BEGIN Supplied material

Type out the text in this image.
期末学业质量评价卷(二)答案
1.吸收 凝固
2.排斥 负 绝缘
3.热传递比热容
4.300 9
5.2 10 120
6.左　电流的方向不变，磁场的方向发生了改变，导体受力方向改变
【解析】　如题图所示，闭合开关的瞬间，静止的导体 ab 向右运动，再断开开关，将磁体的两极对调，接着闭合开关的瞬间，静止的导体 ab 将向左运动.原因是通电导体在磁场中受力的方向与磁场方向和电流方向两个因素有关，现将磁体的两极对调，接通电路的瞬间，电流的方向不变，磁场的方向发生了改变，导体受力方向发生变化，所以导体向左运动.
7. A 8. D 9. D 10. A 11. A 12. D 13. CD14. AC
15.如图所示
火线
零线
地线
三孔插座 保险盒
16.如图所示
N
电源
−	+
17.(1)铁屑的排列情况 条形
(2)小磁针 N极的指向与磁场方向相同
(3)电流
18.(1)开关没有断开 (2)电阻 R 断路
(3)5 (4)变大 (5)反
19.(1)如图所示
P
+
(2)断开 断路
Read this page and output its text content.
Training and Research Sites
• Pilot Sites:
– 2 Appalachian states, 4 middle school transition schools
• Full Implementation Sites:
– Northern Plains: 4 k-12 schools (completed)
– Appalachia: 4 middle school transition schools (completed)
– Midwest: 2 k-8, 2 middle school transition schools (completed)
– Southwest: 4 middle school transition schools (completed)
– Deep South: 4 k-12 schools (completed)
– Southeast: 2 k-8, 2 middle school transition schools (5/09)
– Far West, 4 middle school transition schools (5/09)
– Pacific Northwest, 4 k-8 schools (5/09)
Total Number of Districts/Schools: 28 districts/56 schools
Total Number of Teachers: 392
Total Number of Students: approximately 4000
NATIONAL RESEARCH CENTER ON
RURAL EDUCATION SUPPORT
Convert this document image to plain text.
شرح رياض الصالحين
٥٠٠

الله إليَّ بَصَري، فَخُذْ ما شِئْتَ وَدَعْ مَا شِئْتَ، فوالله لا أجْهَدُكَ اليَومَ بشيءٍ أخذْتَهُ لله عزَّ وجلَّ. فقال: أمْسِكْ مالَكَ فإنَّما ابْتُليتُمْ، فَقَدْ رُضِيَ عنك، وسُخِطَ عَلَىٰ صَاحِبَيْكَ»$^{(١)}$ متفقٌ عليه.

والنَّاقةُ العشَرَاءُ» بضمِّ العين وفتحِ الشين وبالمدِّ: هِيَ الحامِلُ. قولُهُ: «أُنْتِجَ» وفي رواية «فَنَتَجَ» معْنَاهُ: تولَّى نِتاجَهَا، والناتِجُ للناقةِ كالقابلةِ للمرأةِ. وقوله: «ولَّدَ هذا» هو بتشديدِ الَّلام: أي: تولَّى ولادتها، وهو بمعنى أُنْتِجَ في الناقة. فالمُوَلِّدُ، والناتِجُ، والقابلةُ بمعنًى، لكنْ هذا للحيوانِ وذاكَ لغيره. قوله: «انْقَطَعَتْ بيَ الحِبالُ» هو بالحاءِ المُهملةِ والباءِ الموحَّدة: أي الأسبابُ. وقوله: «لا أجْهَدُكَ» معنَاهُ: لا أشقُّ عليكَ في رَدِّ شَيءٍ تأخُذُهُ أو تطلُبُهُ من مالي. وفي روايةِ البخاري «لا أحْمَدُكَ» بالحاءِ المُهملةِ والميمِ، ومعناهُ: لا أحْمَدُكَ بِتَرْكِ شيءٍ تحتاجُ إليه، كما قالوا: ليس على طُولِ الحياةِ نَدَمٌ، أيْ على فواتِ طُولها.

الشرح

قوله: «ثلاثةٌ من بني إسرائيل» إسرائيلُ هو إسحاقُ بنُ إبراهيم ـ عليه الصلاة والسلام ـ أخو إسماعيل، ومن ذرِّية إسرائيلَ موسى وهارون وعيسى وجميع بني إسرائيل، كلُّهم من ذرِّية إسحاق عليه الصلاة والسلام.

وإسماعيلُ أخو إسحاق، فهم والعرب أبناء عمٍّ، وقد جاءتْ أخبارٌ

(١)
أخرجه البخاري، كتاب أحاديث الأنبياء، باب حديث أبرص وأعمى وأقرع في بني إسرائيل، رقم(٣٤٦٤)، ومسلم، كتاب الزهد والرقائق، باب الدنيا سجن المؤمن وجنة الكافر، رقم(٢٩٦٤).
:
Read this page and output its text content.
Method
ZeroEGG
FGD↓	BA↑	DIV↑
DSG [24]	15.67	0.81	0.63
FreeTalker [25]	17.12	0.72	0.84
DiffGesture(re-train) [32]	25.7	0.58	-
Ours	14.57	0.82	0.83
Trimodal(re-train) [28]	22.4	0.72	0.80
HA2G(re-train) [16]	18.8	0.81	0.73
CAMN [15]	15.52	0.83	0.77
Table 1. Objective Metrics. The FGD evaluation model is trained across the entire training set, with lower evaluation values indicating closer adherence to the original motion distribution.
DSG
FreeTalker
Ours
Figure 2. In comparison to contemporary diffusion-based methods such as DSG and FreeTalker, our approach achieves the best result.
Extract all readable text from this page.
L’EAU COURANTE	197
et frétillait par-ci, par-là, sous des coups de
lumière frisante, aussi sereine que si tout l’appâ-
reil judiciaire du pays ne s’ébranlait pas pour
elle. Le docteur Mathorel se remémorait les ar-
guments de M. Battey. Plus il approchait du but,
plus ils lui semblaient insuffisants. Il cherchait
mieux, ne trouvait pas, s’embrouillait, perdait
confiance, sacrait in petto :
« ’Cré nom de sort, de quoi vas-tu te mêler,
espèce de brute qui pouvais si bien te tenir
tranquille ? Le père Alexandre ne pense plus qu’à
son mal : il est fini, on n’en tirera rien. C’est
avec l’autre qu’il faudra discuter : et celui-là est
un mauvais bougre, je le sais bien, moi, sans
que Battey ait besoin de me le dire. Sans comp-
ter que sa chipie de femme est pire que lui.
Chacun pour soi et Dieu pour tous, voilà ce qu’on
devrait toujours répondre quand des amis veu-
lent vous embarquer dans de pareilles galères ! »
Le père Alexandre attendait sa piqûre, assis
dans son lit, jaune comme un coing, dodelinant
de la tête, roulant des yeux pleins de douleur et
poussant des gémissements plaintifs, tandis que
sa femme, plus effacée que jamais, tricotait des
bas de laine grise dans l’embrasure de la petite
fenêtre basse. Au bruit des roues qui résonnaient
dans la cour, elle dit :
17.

END Supplied material

Copy the material above, line for line.

▸ Right answer
Type out the text in this image.
期末学业质量评价卷(二)答案
1.吸收 凝固
2.排斥 负 绝缘
3.热传递比热容
4.300 9
5.2 10 120
6.左　电流的方向不变，磁场的方向发生了改变，导体受力方向改变
【解析】　如题图所示，闭合开关的瞬间，静止的导体 ab 向右运动，再断开开关，将磁体的两极对调，接着闭合开关的瞬间，静止的导体 ab 将向左运动.原因是通电导体在磁场中受力的方向与磁场方向和电流方向两个因素有关，现将磁体的两极对调，接通电路的瞬间，电流的方向不变，磁场的方向发生了改变，导体受力方向发生变化，所以导体向左运动.
7. A 8. D 9. D 10. A 11. A 12. D 13. CD14. AC
15.如图所示
火线
零线
地线
三孔插座 保险盒
16.如图所示
N
电源
−	+
17.(1)铁屑的排列情况 条形
(2)小磁针 N极的指向与磁场方向相同
(3)电流
18.(1)开关没有断开 (2)电阻 R 断路
(3)5 (4)变大 (5)反
19.(1)如图所示
P
+
(2)断开 断路
Read this page and output its text content.
Training and Research Sites
• Pilot Sites:
– 2 Appalachian states, 4 middle school transition schools
• Full Implementation Sites:
– Northern Plains: 4 k-12 schools (completed)
– Appalachia: 4 middle school transition schools (completed)
– Midwest: 2 k-8, 2 middle school transition schools (completed)
– Southwest: 4 middle school transition schools (completed)
– Deep South: 4 k-12 schools (completed)
– Southeast: 2 k-8, 2 middle school transition schools (5/09)
– Far West, 4 middle school transition schools (5/09)
– Pacific Northwest, 4 k-8 schools (5/09)
Total Number of Districts/Schools: 28 districts/56 schools
Total Number of Teachers: 392
Total Number of Students: approximately 4000
NATIONAL RESEARCH CENTER ON
RURAL EDUCATION SUPPORT
Convert this document image to plain text.
شرح رياض الصالحين
٥٠٠

الله إليَّ بَصَري، فَخُذْ ما شِئْتَ وَدَعْ مَا شِئْتَ، فوالله لا أجْهَدُكَ اليَومَ بشيءٍ أخذْتَهُ لله عزَّ وجلَّ. فقال: أمْسِكْ مالَكَ فإنَّما ابْتُليتُمْ، فَقَدْ رُضِيَ عنك، وسُخِطَ عَلَىٰ صَاحِبَيْكَ»$^{(١)}$ متفقٌ عليه.

والنَّاقةُ العشَرَاءُ» بضمِّ العين وفتحِ الشين وبالمدِّ: هِيَ الحامِلُ. قولُهُ: «أُنْتِجَ» وفي رواية «فَنَتَجَ» معْنَاهُ: تولَّى نِتاجَهَا، والناتِجُ للناقةِ كالقابلةِ للمرأةِ. وقوله: «ولَّدَ هذا» هو بتشديدِ الَّلام: أي: تولَّى ولادتها، وهو بمعنى أُنْتِجَ في الناقة. فالمُوَلِّدُ، والناتِجُ، والقابلةُ بمعنًى، لكنْ هذا للحيوانِ وذاكَ لغيره. قوله: «انْقَطَعَتْ بيَ الحِبالُ» هو بالحاءِ المُهملةِ والباءِ الموحَّدة: أي الأسبابُ. وقوله: «لا أجْهَدُكَ» معنَاهُ: لا أشقُّ عليكَ في رَدِّ شَيءٍ تأخُذُهُ أو تطلُبُهُ من مالي. وفي روايةِ البخاري «لا أحْمَدُكَ» بالحاءِ المُهملةِ والميمِ، ومعناهُ: لا أحْمَدُكَ بِتَرْكِ شيءٍ تحتاجُ إليه، كما قالوا: ليس على طُولِ الحياةِ نَدَمٌ، أيْ على فواتِ طُولها.

الشرح

قوله: «ثلاثةٌ من بني إسرائيل» إسرائيلُ هو إسحاقُ بنُ إبراهيم ـ عليه الصلاة والسلام ـ أخو إسماعيل، ومن ذرِّية إسرائيلَ موسى وهارون وعيسى وجميع بني إسرائيل، كلُّهم من ذرِّية إسحاق عليه الصلاة والسلام.

وإسماعيلُ أخو إسحاق، فهم والعرب أبناء عمٍّ، وقد جاءتْ أخبارٌ

(١)
أخرجه البخاري، كتاب أحاديث الأنبياء، باب حديث أبرص وأعمى وأقرع في بني إسرائيل، رقم(٣٤٦٤)، ومسلم، كتاب الزهد والرقائق، باب الدنيا سجن المؤمن وجنة الكافر، رقم(٢٩٦٤).
:
Read this page and output its text content.
Method
ZeroEGG
FGD↓	BA↑	DIV↑
DSG [24]	15.67	0.81	0.63
FreeTalker [25]	17.12	0.72	0.84
DiffGesture(re-train) [32]	25.7	0.58	-
Ours	14.57	0.82	0.83
Trimodal(re-train) [28]	22.4	0.72	0.80
HA2G(re-train) [16]	18.8	0.81	0.73
CAMN [15]	15.52	0.83	0.77
Table 1. Objective Metrics. The FGD evaluation model is trained across the entire training set, with lower evaluation values indicating closer adherence to the original motion distribution.
DSG
FreeTalker
Ours
Figure 2. In comparison to contemporary diffusion-based methods such as DSG and FreeTalker, our approach achieves the best result.
Extract all readable text from this page.
L’EAU COURANTE	197
et frétillait par-ci, par-là, sous des coups de
lumière frisante, aussi sereine que si tout l’appâ-
reil judiciaire du pays ne s’ébranlait pas pour
elle. Le docteur Mathorel se remémorait les ar-
guments de M. Battey. Plus il approchait du but,
plus ils lui semblaient insuffisants. Il cherchait
mieux, ne trouvait pas, s’embrouillait, perdait
confiance, sacrait in petto :
« ’Cré nom de sort, de quoi vas-tu te mêler,
espèce de brute qui pouvais si bien te tenir
tranquille ? Le père Alexandre ne pense plus qu’à
son mal : il est fini, on n’en tirera rien. C’est
avec l’autre qu’il faudra discuter : et celui-là est
un mauvais bougre, je le sais bien, moi, sans
que Battey ait besoin de me le dire. Sans comp-
ter que sa chipie de femme est pire que lui.
Chacun pour soi et Dieu pour tous, voilà ce qu’on
devrait toujours répondre quand des amis veu-
lent vous embarquer dans de pareilles galères ! »
Le père Alexandre attendait sa piqûre, assis
dans son lit, jaune comme un coing, dodelinant
de la tête, roulant des yeux pleins de douleur et
poussant des gémissements plaintifs, tandis que
sa femme, plus effacée que jamais, tricotait des
bas de laine grise dans l’embrasure de la petite
fenêtre basse. Au bruit des roues qui résonnaient
dans la cour, elle dit :
17.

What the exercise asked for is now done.